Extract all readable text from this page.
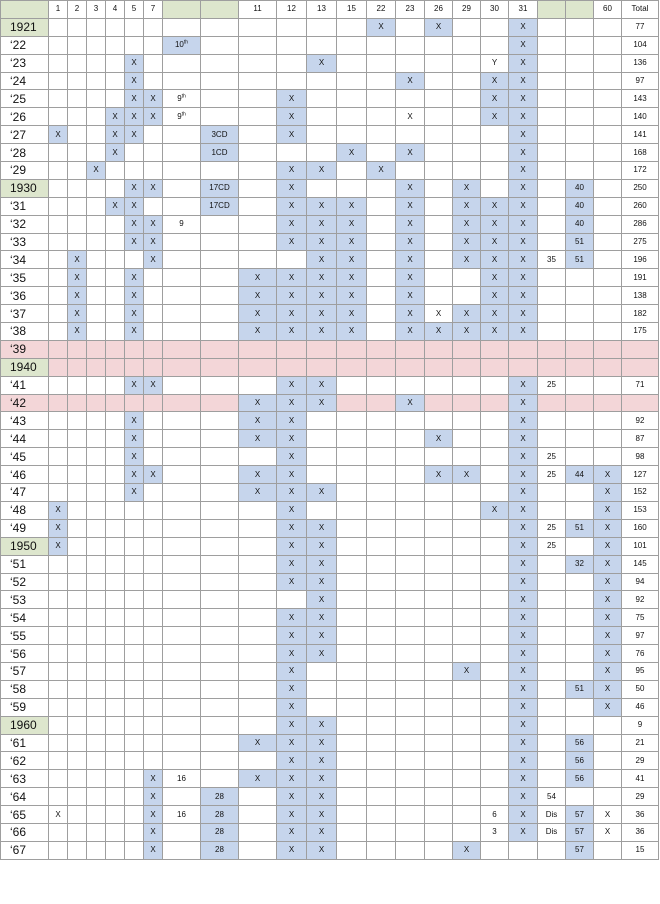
	1	2	3	4	5	7			11	12	13	15	22	23	26	29	30	31			60	Total
1921													X		X			X				77
‘22							10th											X				104
‘23					X						X						Y	X				136
‘24					X									X			X	X				97
‘25					X	X	9th			X							X	X				143
‘26				X	X	X	9th			X				X			X	X				140
‘27	X			X	X			3CD		X								X				141
‘28				X				1CD				X		X				X				168
‘29			X							X	X		X					X				172
1930					X	X		17CD		X				X		X		X		40		250
‘31				X	X			17CD		X	X	X		X		X	X	X		40		260
‘32					X	X	9			X	X	X		X		X	X	X		40		286
‘33					X	X				X	X	X		X		X	X	X		51		275
‘34		X				X					X	X		X		X	X	X	35	51		196
‘35		X			X				X	X	X	X		X			X	X				191
‘36		X			X				X	X	X	X		X			X	X				138
‘37		X			X				X	X	X	X		X	X	X	X	X				182
‘38		X			X				X	X	X	X		X	X	X	X	X				175
‘39																						
1940																						
‘41					X	X				X	X							X	25			71
‘42									X	X	X			X				X				
‘43					X				X	X								X				92
‘44					X				X	X					X			X				87
‘45					X					X								X	25			98
‘46					X	X			X	X					X	X		X	25	44	X	127
‘47					X				X	X	X							X			X	152
‘48	X									X							X	X			X	153
‘49	X									X	X							X	25	51	X	160
1950	X									X	X							X	25		X	101
‘51										X	X							X		32	X	145
‘52										X	X							X			X	94
‘53											X							X			X	92
‘54										X	X							X			X	75
‘55										X	X							X			X	97
‘56										X	X							X			X	76
‘57										X						X		X			X	95
‘58										X								X		51	X	50
‘59										X								X			X	46
1960										X	X							X				9
‘61									X	X	X							X		56		21
‘62										X	X							X		56		29
‘63						X	16		X	X	X							X		56		41
‘64						X		28		X	X							X	54			29
‘65	X					X	16	28		X	X						6	X	Dis	57	X	36
‘66						X		28		X	X						3	X	Dis	57	X	36
‘67						X		28		X	X					X				57		15
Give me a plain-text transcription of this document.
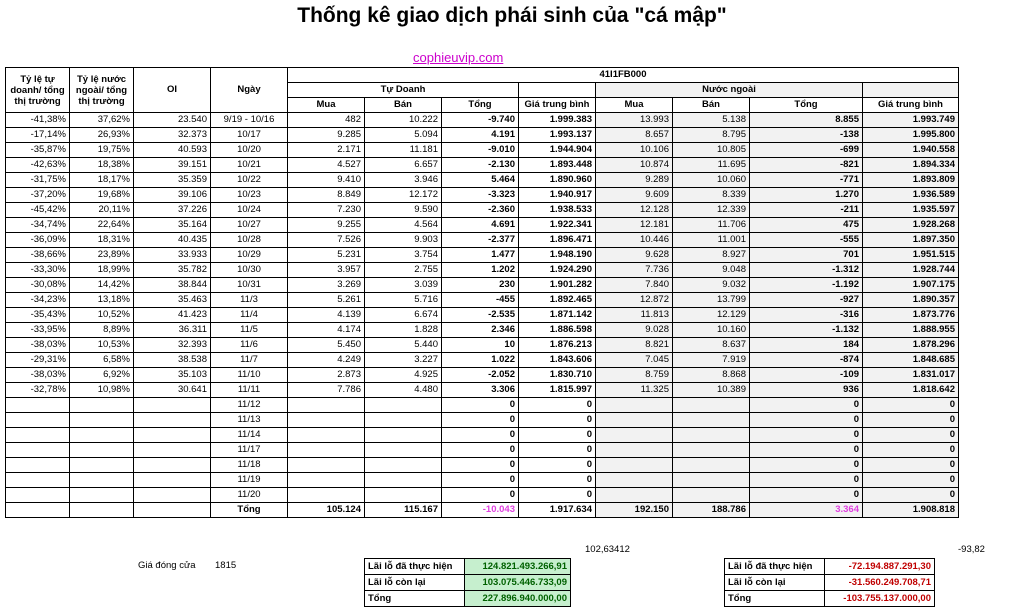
Thống kê giao dịch phái sinh của "cá mập"
cophieuvip.com
Tỷ lệ tự doanh/ tổng thị trường	Tỷ lệ nước ngoài/ tổng thị trường	OI	Ngày	41I1FB000							
				Tự Doanh				Nước ngoài			
				Mua	Bán	Tổng	Giá trung bình	Mua	Bán	Tổng	Giá trung bình
-41,38%	37,62%	23.540	9/19 - 10/16	482	10.222	-9.740	1.999.383	13.993	5.138	8.855	1.993.749
-17,14%	26,93%	32.373	10/17	9.285	5.094	4.191	1.993.137	8.657	8.795	-138	1.995.800
-35,87%	19,75%	40.593	10/20	2.171	11.181	-9.010	1.944.904	10.106	10.805	-699	1.940.558
-42,63%	18,38%	39.151	10/21	4.527	6.657	-2.130	1.893.448	10.874	11.695	-821	1.894.334
-31,75%	18,17%	35.359	10/22	9.410	3.946	5.464	1.890.960	9.289	10.060	-771	1.893.809
-37,20%	19,68%	39.106	10/23	8.849	12.172	-3.323	1.940.917	9.609	8.339	1.270	1.936.589
-45,42%	20,11%	37.226	10/24	7.230	9.590	-2.360	1.938.533	12.128	12.339	-211	1.935.597
-34,74%	22,64%	35.164	10/27	9.255	4.564	4.691	1.922.341	12.181	11.706	475	1.928.268
-36,09%	18,31%	40.435	10/28	7.526	9.903	-2.377	1.896.471	10.446	11.001	-555	1.897.350
-38,66%	23,89%	33.933	10/29	5.231	3.754	1.477	1.948.190	9.628	8.927	701	1.951.515
-33,30%	18,99%	35.782	10/30	3.957	2.755	1.202	1.924.290	7.736	9.048	-1.312	1.928.744
-30,08%	14,42%	38.844	10/31	3.269	3.039	230	1.901.282	7.840	9.032	-1.192	1.907.175
-34,23%	13,18%	35.463	11/3	5.261	5.716	-455	1.892.465	12.872	13.799	-927	1.890.357
-35,43%	10,52%	41.423	11/4	4.139	6.674	-2.535	1.871.142	11.813	12.129	-316	1.873.776
-33,95%	8,89%	36.311	11/5	4.174	1.828	2.346	1.886.598	9.028	10.160	-1.132	1.888.955
-38,03%	10,53%	32.393	11/6	5.450	5.440	10	1.876.213	8.821	8.637	184	1.878.296
-29,31%	6,58%	38.538	11/7	4.249	3.227	1.022	1.843.606	7.045	7.919	-874	1.848.685
-38,03%	6,92%	35.103	11/10	2.873	4.925	-2.052	1.830.710	8.759	8.868	-109	1.831.017
-32,78%	10,98%	30.641	11/11	7.786	4.480	3.306	1.815.997	11.325	10.389	936	1.818.642
			11/12			0	0			0	0
			11/13			0	0			0	0
			11/14			0	0			0	0
			11/17			0	0			0	0
			11/18			0	0			0	0
			11/19			0	0			0	0
			11/20			0	0			0	0
			Tổng	105.124	115.167	-10.043	1.917.634	192.150	188.786	3.364	1.908.818
102,63412	-93,82
Giá đóng cửa 1815	Lãi lỗ đã thực hiện	124.821.493.266,91
Lãi lỗ còn lại	103.075.446.733,09
Tổng	227.896.940.000,00
Lãi lỗ đã thực hiện	-72.194.887.291,30
Lãi lỗ còn lại	-31.560.249.708,71
Tổng	-103.755.137.000,00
★ ★ ★ ★ ★
**Problem requirements**
Pick out, from the lines above, every one that contains the string "hiện".

**The solution**
Giá đóng cửa 1815	Lãi lỗ đã thực hiện	124.821.493.266,91
Lãi lỗ đã thực hiện	-72.194.887.291,30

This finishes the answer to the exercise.